### Exercise description
The records below must be transcribed exactly. Do not include the pictures.

### Task input
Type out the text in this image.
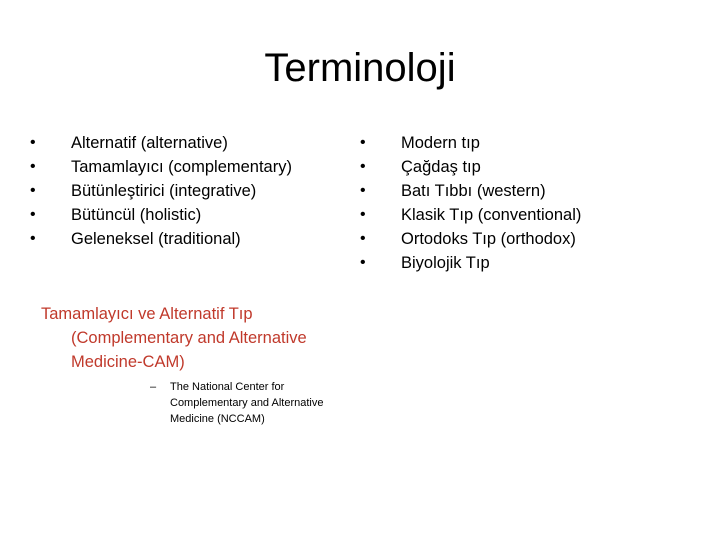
Terminoloji
• Alternatif (alternative)
• Tamamlayıcı (complementary)
• Bütünleştirici (integrative)
• Bütüncül (holistic)
• Geleneksel (traditional)
• Modern tıp
• Çağdaş tıp
• Batı Tıbbı (western)
• Klasik Tıp (conventional)
• Ortodoks Tıp (orthodox)
• Biyolojik Tıp
Tamamlayıcı ve Alternatif Tıp (Complementary and Alternative Medicine-CAM)
– The National Center for Complementary and Alternative Medicine (NCCAM)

### Reply
Type out the text in this image.
Terminoloji
• Alternatif (alternative)
• Tamamlayıcı (complementary)
• Bütünleştirici (integrative)
• Bütüncül (holistic)
• Geleneksel (traditional)
• Modern tıp
• Çağdaş tıp
• Batı Tıbbı (western)
• Klasik Tıp (conventional)
• Ortodoks Tıp (orthodox)
• Biyolojik Tıp
Tamamlayıcı ve Alternatif Tıp (Complementary and Alternative Medicine-CAM)
– The National Center for Complementary and Alternative Medicine (NCCAM)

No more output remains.